======== Extracted entries

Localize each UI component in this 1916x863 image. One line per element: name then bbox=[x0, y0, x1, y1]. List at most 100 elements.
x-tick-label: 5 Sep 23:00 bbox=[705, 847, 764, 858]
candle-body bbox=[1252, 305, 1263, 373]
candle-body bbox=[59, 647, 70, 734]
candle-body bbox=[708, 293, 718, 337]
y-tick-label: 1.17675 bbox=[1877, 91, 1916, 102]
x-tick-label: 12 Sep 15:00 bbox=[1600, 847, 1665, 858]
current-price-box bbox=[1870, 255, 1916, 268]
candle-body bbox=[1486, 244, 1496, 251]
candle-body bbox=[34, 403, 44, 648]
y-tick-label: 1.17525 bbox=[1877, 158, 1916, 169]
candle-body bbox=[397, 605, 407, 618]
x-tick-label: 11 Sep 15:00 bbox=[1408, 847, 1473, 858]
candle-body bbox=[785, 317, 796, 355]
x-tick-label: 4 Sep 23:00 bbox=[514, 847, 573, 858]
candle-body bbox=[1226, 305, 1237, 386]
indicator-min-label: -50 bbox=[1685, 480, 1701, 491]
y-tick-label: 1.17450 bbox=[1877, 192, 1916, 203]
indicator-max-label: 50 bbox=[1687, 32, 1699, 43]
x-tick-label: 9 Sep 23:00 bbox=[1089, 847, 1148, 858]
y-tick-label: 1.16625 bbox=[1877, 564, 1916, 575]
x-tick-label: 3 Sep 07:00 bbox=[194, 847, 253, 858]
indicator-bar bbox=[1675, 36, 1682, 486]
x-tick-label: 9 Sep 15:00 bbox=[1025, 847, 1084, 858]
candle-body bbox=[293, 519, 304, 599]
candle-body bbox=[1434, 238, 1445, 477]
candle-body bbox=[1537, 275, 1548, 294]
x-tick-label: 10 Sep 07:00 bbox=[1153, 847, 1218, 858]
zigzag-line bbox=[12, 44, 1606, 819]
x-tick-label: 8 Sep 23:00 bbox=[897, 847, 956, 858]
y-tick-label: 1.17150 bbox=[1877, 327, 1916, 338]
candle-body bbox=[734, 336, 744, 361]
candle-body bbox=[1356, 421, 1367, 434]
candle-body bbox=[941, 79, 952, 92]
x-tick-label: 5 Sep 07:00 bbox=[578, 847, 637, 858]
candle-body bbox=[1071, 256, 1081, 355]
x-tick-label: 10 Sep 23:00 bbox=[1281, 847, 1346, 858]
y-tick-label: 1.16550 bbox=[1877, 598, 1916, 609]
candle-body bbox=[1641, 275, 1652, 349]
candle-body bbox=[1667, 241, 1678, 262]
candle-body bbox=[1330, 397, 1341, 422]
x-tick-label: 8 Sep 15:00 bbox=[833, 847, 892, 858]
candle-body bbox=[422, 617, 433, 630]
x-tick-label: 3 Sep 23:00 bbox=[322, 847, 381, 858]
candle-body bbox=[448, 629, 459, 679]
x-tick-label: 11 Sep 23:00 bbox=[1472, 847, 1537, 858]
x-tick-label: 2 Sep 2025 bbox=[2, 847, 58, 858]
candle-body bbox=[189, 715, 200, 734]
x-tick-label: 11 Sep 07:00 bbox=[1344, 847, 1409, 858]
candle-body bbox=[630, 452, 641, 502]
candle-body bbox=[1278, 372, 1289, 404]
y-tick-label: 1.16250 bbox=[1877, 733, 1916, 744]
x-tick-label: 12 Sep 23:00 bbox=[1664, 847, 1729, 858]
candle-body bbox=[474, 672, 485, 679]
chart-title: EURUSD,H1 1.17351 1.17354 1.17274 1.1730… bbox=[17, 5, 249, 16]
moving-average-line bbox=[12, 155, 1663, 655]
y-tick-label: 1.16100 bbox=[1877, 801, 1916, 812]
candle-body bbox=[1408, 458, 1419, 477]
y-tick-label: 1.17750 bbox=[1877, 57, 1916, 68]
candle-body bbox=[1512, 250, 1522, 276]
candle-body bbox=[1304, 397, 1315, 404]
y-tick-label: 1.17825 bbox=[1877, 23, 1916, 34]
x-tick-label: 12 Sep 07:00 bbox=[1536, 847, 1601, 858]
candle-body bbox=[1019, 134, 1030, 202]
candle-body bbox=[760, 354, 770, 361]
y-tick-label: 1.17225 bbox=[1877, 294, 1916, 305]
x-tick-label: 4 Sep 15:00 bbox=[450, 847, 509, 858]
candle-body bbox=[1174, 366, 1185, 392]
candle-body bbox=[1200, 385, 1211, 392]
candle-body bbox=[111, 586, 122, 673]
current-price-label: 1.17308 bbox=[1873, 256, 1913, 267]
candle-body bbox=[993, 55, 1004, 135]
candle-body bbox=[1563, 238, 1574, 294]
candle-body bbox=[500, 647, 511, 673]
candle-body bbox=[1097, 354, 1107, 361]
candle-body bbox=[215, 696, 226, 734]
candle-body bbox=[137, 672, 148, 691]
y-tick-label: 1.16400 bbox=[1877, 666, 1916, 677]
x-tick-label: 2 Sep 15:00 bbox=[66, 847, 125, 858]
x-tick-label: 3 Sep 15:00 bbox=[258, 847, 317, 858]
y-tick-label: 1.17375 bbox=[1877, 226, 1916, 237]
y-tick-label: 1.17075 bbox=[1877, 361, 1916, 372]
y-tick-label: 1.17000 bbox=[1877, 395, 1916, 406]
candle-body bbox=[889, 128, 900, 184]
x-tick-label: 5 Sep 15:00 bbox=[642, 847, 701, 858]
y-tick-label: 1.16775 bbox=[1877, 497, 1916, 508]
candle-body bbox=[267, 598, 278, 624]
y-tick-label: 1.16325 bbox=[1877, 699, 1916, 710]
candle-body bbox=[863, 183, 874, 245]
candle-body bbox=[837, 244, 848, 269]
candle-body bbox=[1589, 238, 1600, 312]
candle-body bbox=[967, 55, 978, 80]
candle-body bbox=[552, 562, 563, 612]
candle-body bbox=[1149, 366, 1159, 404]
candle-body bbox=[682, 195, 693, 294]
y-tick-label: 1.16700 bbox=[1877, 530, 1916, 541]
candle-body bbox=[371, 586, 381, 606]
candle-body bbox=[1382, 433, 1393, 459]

================

Exercise = Could you put every line of the records above into a JSON list of strings, with one string per line and blank lines left out?

Task response =
[
  "Localize each UI component in this 1916x863 image. One line per element: name then bbox=[x0, y0, x1, y1]. List at most 100 elements.",
  "x-tick-label: 5 Sep 23:00 bbox=[705, 847, 764, 858]",
  "candle-body bbox=[1252, 305, 1263, 373]",
  "candle-body bbox=[59, 647, 70, 734]",
  "candle-body bbox=[708, 293, 718, 337]",
  "y-tick-label: 1.17675 bbox=[1877, 91, 1916, 102]",
  "x-tick-label: 12 Sep 15:00 bbox=[1600, 847, 1665, 858]",
  "current-price-box bbox=[1870, 255, 1916, 268]",
  "candle-body bbox=[1486, 244, 1496, 251]",
  "candle-body bbox=[34, 403, 44, 648]",
  "y-tick-label: 1.17525 bbox=[1877, 158, 1916, 169]",
  "candle-body bbox=[397, 605, 407, 618]",
  "x-tick-label: 11 Sep 15:00 bbox=[1408, 847, 1473, 858]",
  "candle-body bbox=[785, 317, 796, 355]",
  "x-tick-label: 4 Sep 23:00 bbox=[514, 847, 573, 858]",
  "candle-body bbox=[1226, 305, 1237, 386]",
  "indicator-min-label: -50 bbox=[1685, 480, 1701, 491]",
  "y-tick-label: 1.17450 bbox=[1877, 192, 1916, 203]",
  "indicator-max-label: 50 bbox=[1687, 32, 1699, 43]",
  "x-tick-label: 9 Sep 23:00 bbox=[1089, 847, 1148, 858]",
  "y-tick-label: 1.16625 bbox=[1877, 564, 1916, 575]",
  "x-tick-label: 3 Sep 07:00 bbox=[194, 847, 253, 858]",
  "indicator-bar bbox=[1675, 36, 1682, 486]",
  "x-tick-label: 9 Sep 15:00 bbox=[1025, 847, 1084, 858]",
  "candle-body bbox=[293, 519, 304, 599]",
  "candle-body bbox=[1434, 238, 1445, 477]",
  "candle-body bbox=[1537, 275, 1548, 294]",
  "x-tick-label: 10 Sep 07:00 bbox=[1153, 847, 1218, 858]",
  "zigzag-line bbox=[12, 44, 1606, 819]",
  "x-tick-label: 8 Sep 23:00 bbox=[897, 847, 956, 858]",
  "y-tick-label: 1.17150 bbox=[1877, 327, 1916, 338]",
  "candle-body bbox=[734, 336, 744, 361]",
  "candle-body bbox=[1356, 421, 1367, 434]",
  "candle-body bbox=[941, 79, 952, 92]",
  "x-tick-label: 5 Sep 07:00 bbox=[578, 847, 637, 858]",
  "candle-body bbox=[1071, 256, 1081, 355]",
  "x-tick-label: 10 Sep 23:00 bbox=[1281, 847, 1346, 858]",
  "y-tick-label: 1.16550 bbox=[1877, 598, 1916, 609]",
  "candle-body bbox=[1641, 275, 1652, 349]",
  "candle-body bbox=[1667, 241, 1678, 262]",
  "candle-body bbox=[1330, 397, 1341, 422]",
  "x-tick-label: 8 Sep 15:00 bbox=[833, 847, 892, 858]",
  "candle-body bbox=[422, 617, 433, 630]",
  "x-tick-label: 3 Sep 23:00 bbox=[322, 847, 381, 858]",
  "candle-body bbox=[448, 629, 459, 679]",
  "x-tick-label: 11 Sep 23:00 bbox=[1472, 847, 1537, 858]",
  "x-tick-label: 2 Sep 2025 bbox=[2, 847, 58, 858]",
  "candle-body bbox=[189, 715, 200, 734]",
  "x-tick-label: 11 Sep 07:00 bbox=[1344, 847, 1409, 858]",
  "candle-body bbox=[630, 452, 641, 502]",
  "candle-body bbox=[1278, 372, 1289, 404]",
  "y-tick-label: 1.16250 bbox=[1877, 733, 1916, 744]",
  "x-tick-label: 12 Sep 23:00 bbox=[1664, 847, 1729, 858]",
  "candle-body bbox=[474, 672, 485, 679]",
  "chart-title: EURUSD,H1 1.17351 1.17354 1.17274 1.1730… bbox=[17, 5, 249, 16]",
  "moving-average-line bbox=[12, 155, 1663, 655]",
  "y-tick-label: 1.16100 bbox=[1877, 801, 1916, 812]",
  "candle-body bbox=[1408, 458, 1419, 477]",
  "y-tick-label: 1.17750 bbox=[1877, 57, 1916, 68]",
  "candle-body bbox=[1512, 250, 1522, 276]",
  "candle-body bbox=[1304, 397, 1315, 404]",
  "y-tick-label: 1.17825 bbox=[1877, 23, 1916, 34]",
  "x-tick-label: 12 Sep 07:00 bbox=[1536, 847, 1601, 858]",
  "candle-body bbox=[1019, 134, 1030, 202]",
  "candle-body bbox=[760, 354, 770, 361]",
  "y-tick-label: 1.17225 bbox=[1877, 294, 1916, 305]",
  "x-tick-label: 4 Sep 15:00 bbox=[450, 847, 509, 858]",
  "candle-body bbox=[1174, 366, 1185, 392]",
  "candle-body bbox=[1200, 385, 1211, 392]",
  "candle-body bbox=[111, 586, 122, 673]",
  "current-price-label: 1.17308 bbox=[1873, 256, 1913, 267]",
  "candle-body bbox=[993, 55, 1004, 135]",
  "candle-body bbox=[1563, 238, 1574, 294]",
  "candle-body bbox=[500, 647, 511, 673]",
  "candle-body bbox=[1097, 354, 1107, 361]",
  "candle-body bbox=[215, 696, 226, 734]",
  "candle-body bbox=[137, 672, 148, 691]",
  "y-tick-label: 1.16400 bbox=[1877, 666, 1916, 677]",
  "x-tick-label: 2 Sep 15:00 bbox=[66, 847, 125, 858]",
  "x-tick-label: 3 Sep 15:00 bbox=[258, 847, 317, 858]",
  "y-tick-label: 1.17375 bbox=[1877, 226, 1916, 237]",
  "y-tick-label: 1.17075 bbox=[1877, 361, 1916, 372]",
  "y-tick-label: 1.17000 bbox=[1877, 395, 1916, 406]",
  "candle-body bbox=[889, 128, 900, 184]",
  "x-tick-label: 5 Sep 15:00 bbox=[642, 847, 701, 858]",
  "y-tick-label: 1.16775 bbox=[1877, 497, 1916, 508]",
  "candle-body bbox=[267, 598, 278, 624]",
  "y-tick-label: 1.16325 bbox=[1877, 699, 1916, 710]",
  "candle-body bbox=[863, 183, 874, 245]",
  "candle-body bbox=[837, 244, 848, 269]",
  "candle-body bbox=[1589, 238, 1600, 312]",
  "candle-body bbox=[967, 55, 978, 80]",
  "candle-body bbox=[552, 562, 563, 612]",
  "candle-body bbox=[1149, 366, 1159, 404]",
  "candle-body bbox=[682, 195, 693, 294]",
  "y-tick-label: 1.16700 bbox=[1877, 530, 1916, 541]",
  "candle-body bbox=[371, 586, 381, 606]",
  "candle-body bbox=[1382, 433, 1393, 459]"
]